Requirements>
Using the entries below, restate word for word only the lines from the one with "Transcribe the text in this document." to the final line, leaving the pictures out.

Exercise data>
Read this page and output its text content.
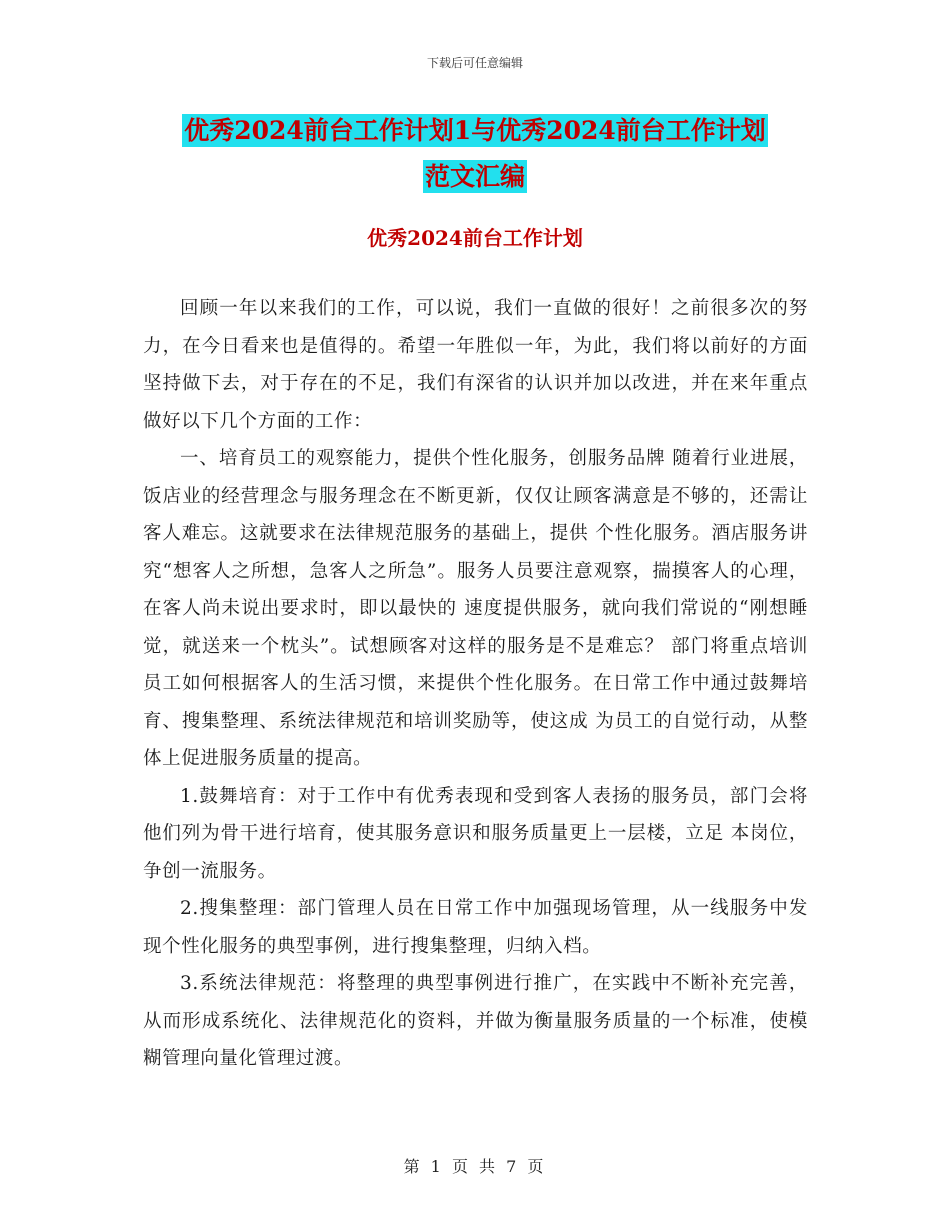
下载后可任意编辑
优秀2024前台工作计划1与优秀2024前台工作计划
范文汇编
优秀2024前台工作计划

回顾一年以来我们的工作，可以说，我们一直做的很好！之前很多次的努力，在今日看来也是值得的。希望一年胜似一年，为此，我们将以前好的方面坚持做下去，对于存在的不足，我们有深省的认识并加以改进，并在来年重点做好以下几个方面的工作：

一、培育员工的观察能力，提供个性化服务，创服务品牌 随着行业进展，饭店业的经营理念与服务理念在不断更新，仅仅让顾客满意是不够的，还需让客人难忘。这就要求在法律规范服务的基础上，提供 个性化服务。酒店服务讲究“想客人之所想，急客人之所急”。服务人员要注意观察，揣摸客人的心理，在客人尚未说出要求时，即以最快的 速度提供服务，就向我们常说的“刚想睡觉，就送来一个枕头”。试想顾客对这样的服务是不是难忘？ 部门将重点培训员工如何根据客人的生活习惯，来提供个性化服务。在日常工作中通过鼓舞培育、搜集整理、系统法律规范和培训奖励等，使这成 为员工的自觉行动，从整体上促进服务质量的提高。

1.鼓舞培育：对于工作中有优秀表现和受到客人表扬的服务员，部门会将他们列为骨干进行培育，使其服务意识和服务质量更上一层楼，立足 本岗位，争创一流服务。

2.搜集整理：部门管理人员在日常工作中加强现场管理，从一线服务中发现个性化服务的典型事例，进行搜集整理，归纳入档。

3.系统法律规范：将整理的典型事例进行推广，在实践中不断补充完善，从而形成系统化、法律规范化的资料，并做为衡量服务质量的一个标准，使模 糊管理向量化管理过渡。

第 1 页 共 7 页
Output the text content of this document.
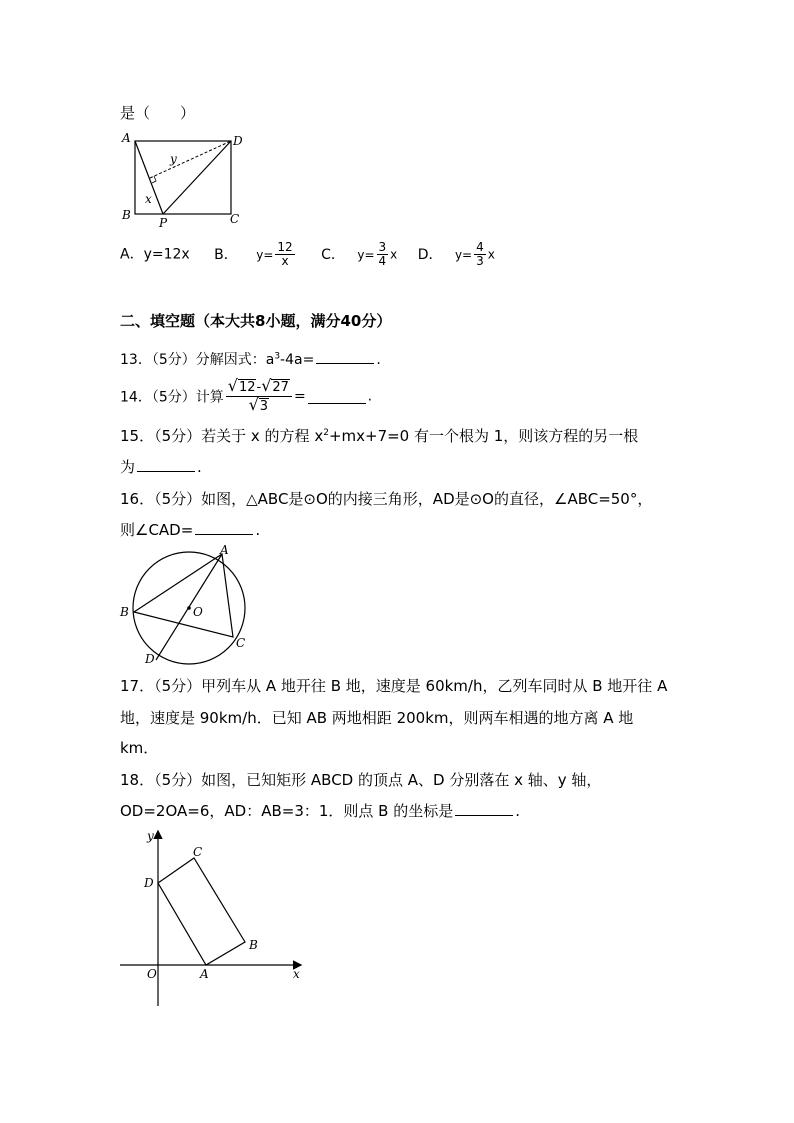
是（　　）
A	D
B	C
P
x
y
A．y=12x B． $y= \frac{12}{x}$ C． $y= \frac{3}{4}$ x D． $y= \frac{4}{3}$ x
二、填空题（本大共8小题，满分40分）
13．（5分）分解因式：$a^3-4a=$	.
14．（5分）计算 $\frac{√12-√27}{√3}$ =	.
15．（5分）若关于 x 的方程 $x^2+mx+7=0$ 有一个根为 1，则该方程的另一根
为	.
16．（5分）如图，△ABC是⊙O的内接三角形，AD是⊙O的直径，∠ABC=50°，
则∠CAD=	.
A
B
C
D
O
17．（5分）甲列车从 A 地开往 B 地，速度是 60km/h，乙列车同时从 B 地开往 A
地，速度是 90km/h．已知 AB 两地相距 200km，则两车相遇的地方离 A 地
km．
18．（5分）如图，已知矩形 ABCD 的顶点 A、D 分别落在 x 轴、y 轴，
OD=2OA=6，AD：AB=3：1．则点 B 的坐标是	.
y
x
C
D
B
O	A
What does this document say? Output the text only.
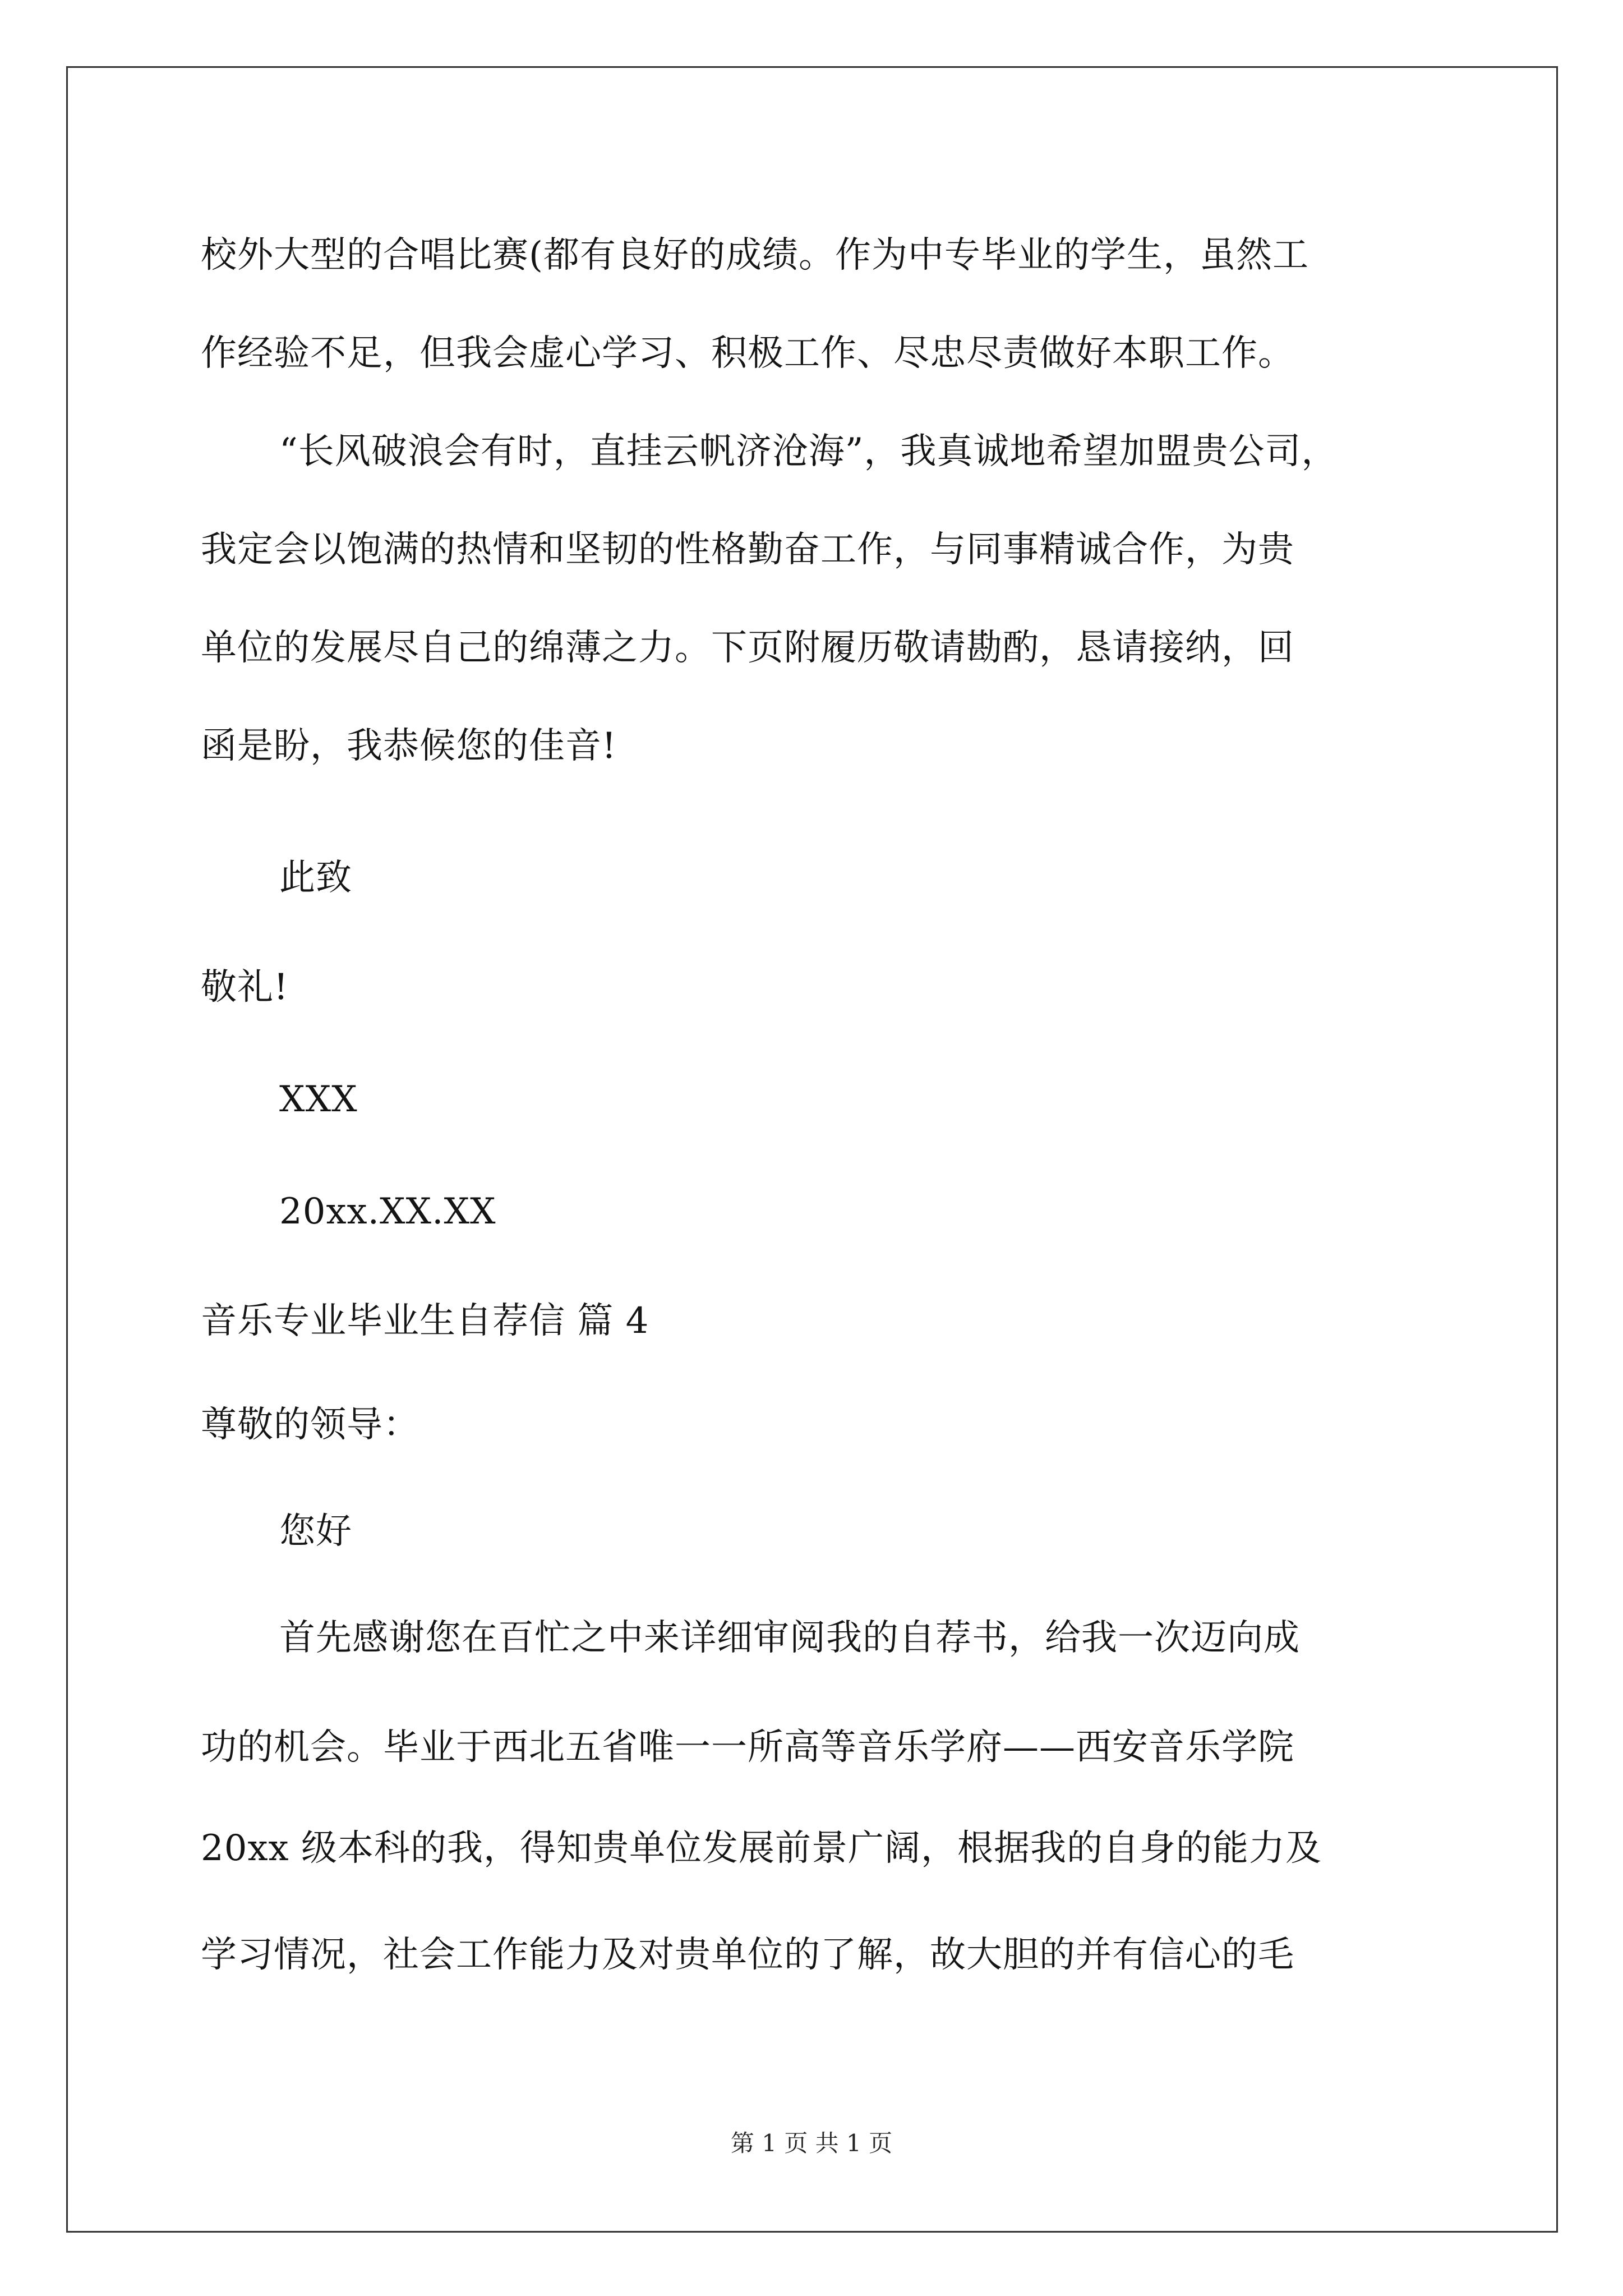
校外大型的合唱比赛(都有良好的成绩。作为中专毕业的学生，虽然工
作经验不足，但我会虚心学习、积极工作、尽忠尽责做好本职工作。
“长风破浪会有时，直挂云帆济沧海”，我真诚地希望加盟贵公司，
我定会以饱满的热情和坚韧的性格勤奋工作，与同事精诚合作，为贵
单位的发展尽自己的绵薄之力。下页附履历敬请勘酌，恳请接纳，回
函是盼，我恭候您的佳音!
此致
敬礼!
XXX
20xx.XX.XX
音乐专业毕业生自荐信 篇 4
尊敬的领导：
您好
首先感谢您在百忙之中来详细审阅我的自荐书，给我一次迈向成
功的机会。毕业于西北五省唯一一所高等音乐学府——西安音乐学院
20xx 级本科的我，得知贵单位发展前景广阔，根据我的自身的能力及
学习情况，社会工作能力及对贵单位的了解，故大胆的并有信心的毛
第 1 页 共 1 页
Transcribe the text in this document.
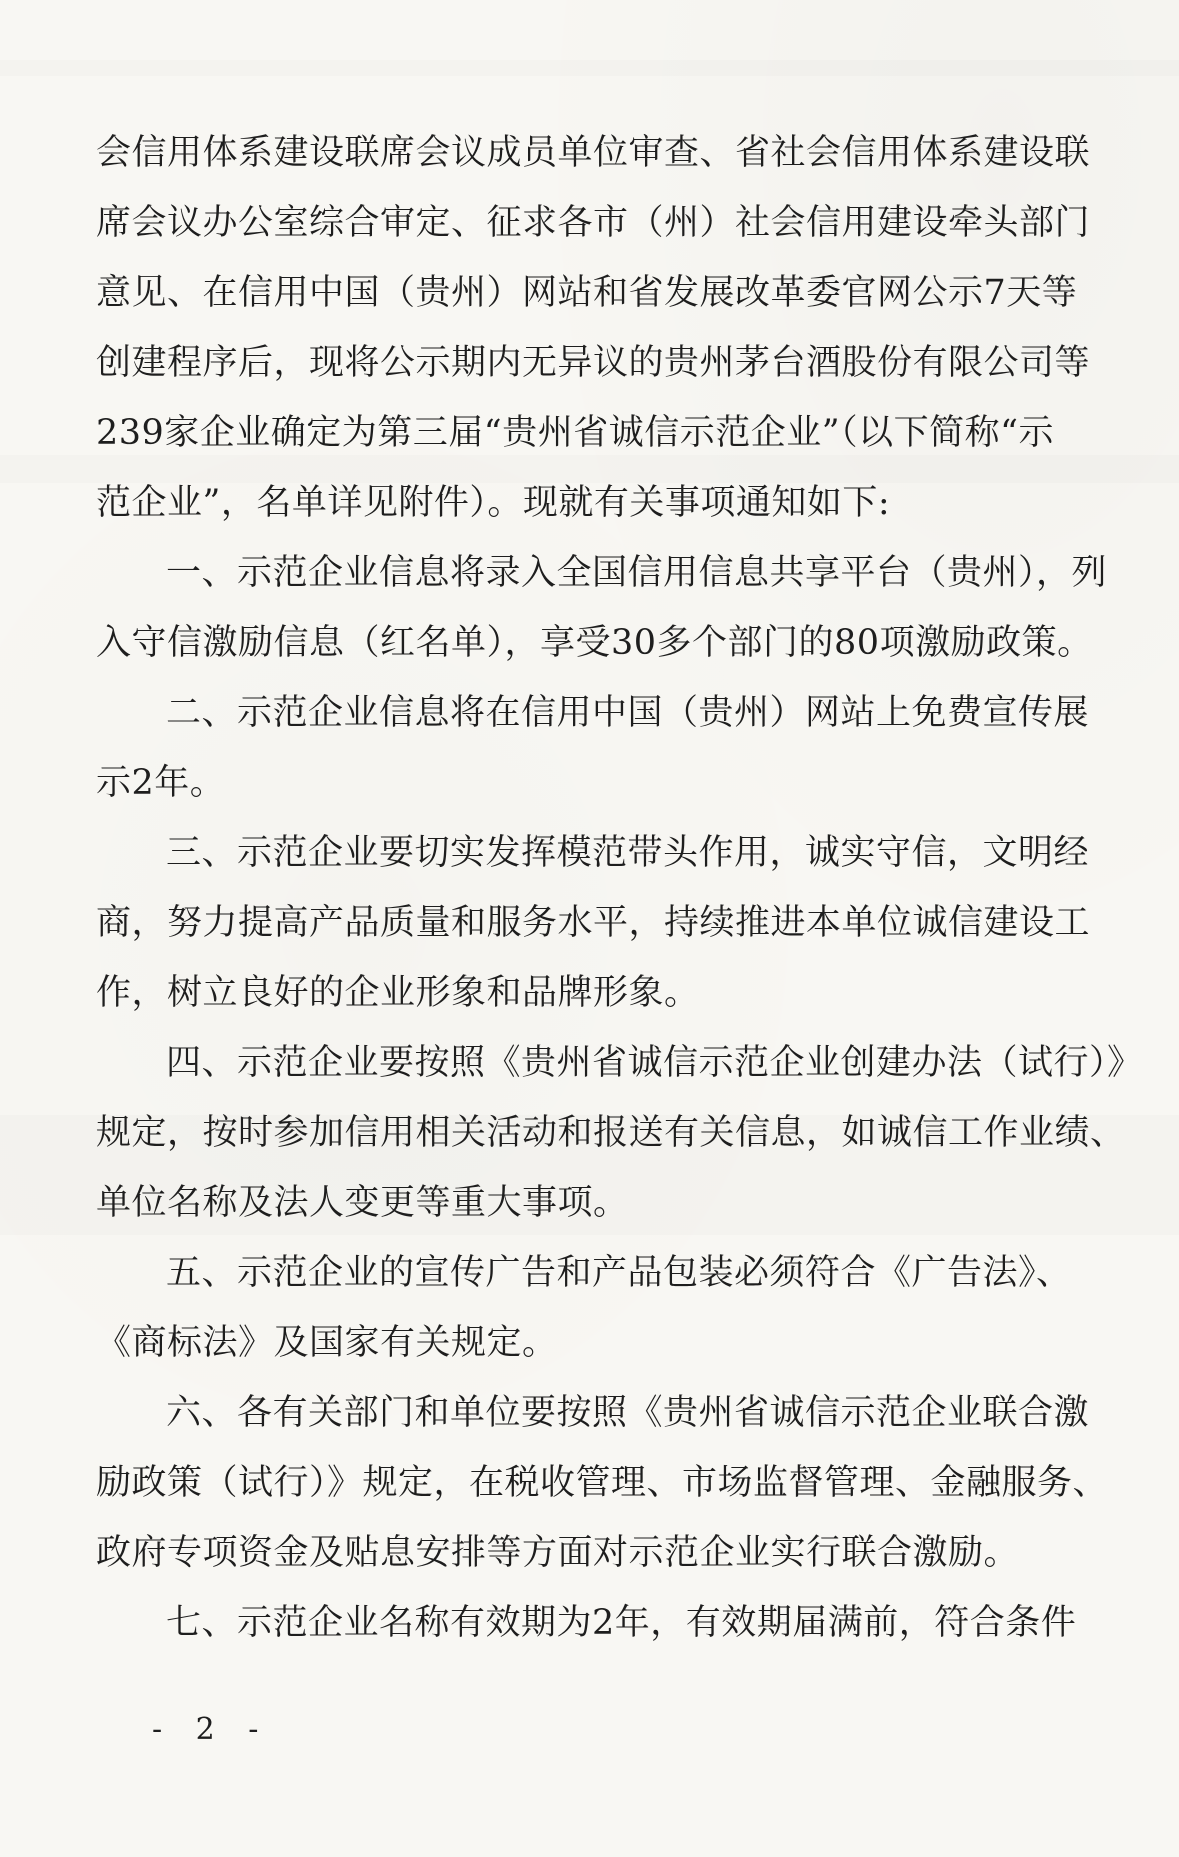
会信用体系建设联席会议成员单位审查、省社会信用体系建设联
席会议办公室综合审定、征求各市（州）社会信用建设牵头部门
意见、在信用中国（贵州）网站和省发展改革委官网公示7天等
创建程序后，现将公示期内无异议的贵州茅台酒股份有限公司等
239家企业确定为第三届“贵州省诚信示范企业”（以下简称“示
范企业”，名单详见附件）。现就有关事项通知如下:
一、示范企业信息将录入全国信用信息共享平台（贵州），列
入守信激励信息（红名单），享受30多个部门的80项激励政策。
二、示范企业信息将在信用中国（贵州）网站上免费宣传展
示2年。
三、示范企业要切实发挥模范带头作用，诚实守信，文明经
商，努力提高产品质量和服务水平，持续推进本单位诚信建设工
作，树立良好的企业形象和品牌形象。
四、示范企业要按照《贵州省诚信示范企业创建办法（试行）》
规定，按时参加信用相关活动和报送有关信息，如诚信工作业绩、
单位名称及法人变更等重大事项。
五、示范企业的宣传广告和产品包装必须符合《广告法》、
《商标法》及国家有关规定。
六、各有关部门和单位要按照《贵州省诚信示范企业联合激
励政策（试行）》规定，在税收管理、市场监督管理、金融服务、
政府专项资金及贴息安排等方面对示范企业实行联合激励。
七、示范企业名称有效期为2年，有效期届满前，符合条件
- 2 -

Solution to this problem>
Transcribe the text in this document.
会信用体系建设联席会议成员单位审查、省社会信用体系建设联
席会议办公室综合审定、征求各市（州）社会信用建设牵头部门
意见、在信用中国（贵州）网站和省发展改革委官网公示7天等
创建程序后，现将公示期内无异议的贵州茅台酒股份有限公司等
239家企业确定为第三届“贵州省诚信示范企业”（以下简称“示
范企业”，名单详见附件）。现就有关事项通知如下:
一、示范企业信息将录入全国信用信息共享平台（贵州），列
入守信激励信息（红名单），享受30多个部门的80项激励政策。
二、示范企业信息将在信用中国（贵州）网站上免费宣传展
示2年。
三、示范企业要切实发挥模范带头作用，诚实守信，文明经
商，努力提高产品质量和服务水平，持续推进本单位诚信建设工
作，树立良好的企业形象和品牌形象。
四、示范企业要按照《贵州省诚信示范企业创建办法（试行）》
规定，按时参加信用相关活动和报送有关信息，如诚信工作业绩、
单位名称及法人变更等重大事项。
五、示范企业的宣传广告和产品包装必须符合《广告法》、
《商标法》及国家有关规定。
六、各有关部门和单位要按照《贵州省诚信示范企业联合激
励政策（试行）》规定，在税收管理、市场监督管理、金融服务、
政府专项资金及贴息安排等方面对示范企业实行联合激励。
七、示范企业名称有效期为2年，有效期届满前，符合条件
- 2 -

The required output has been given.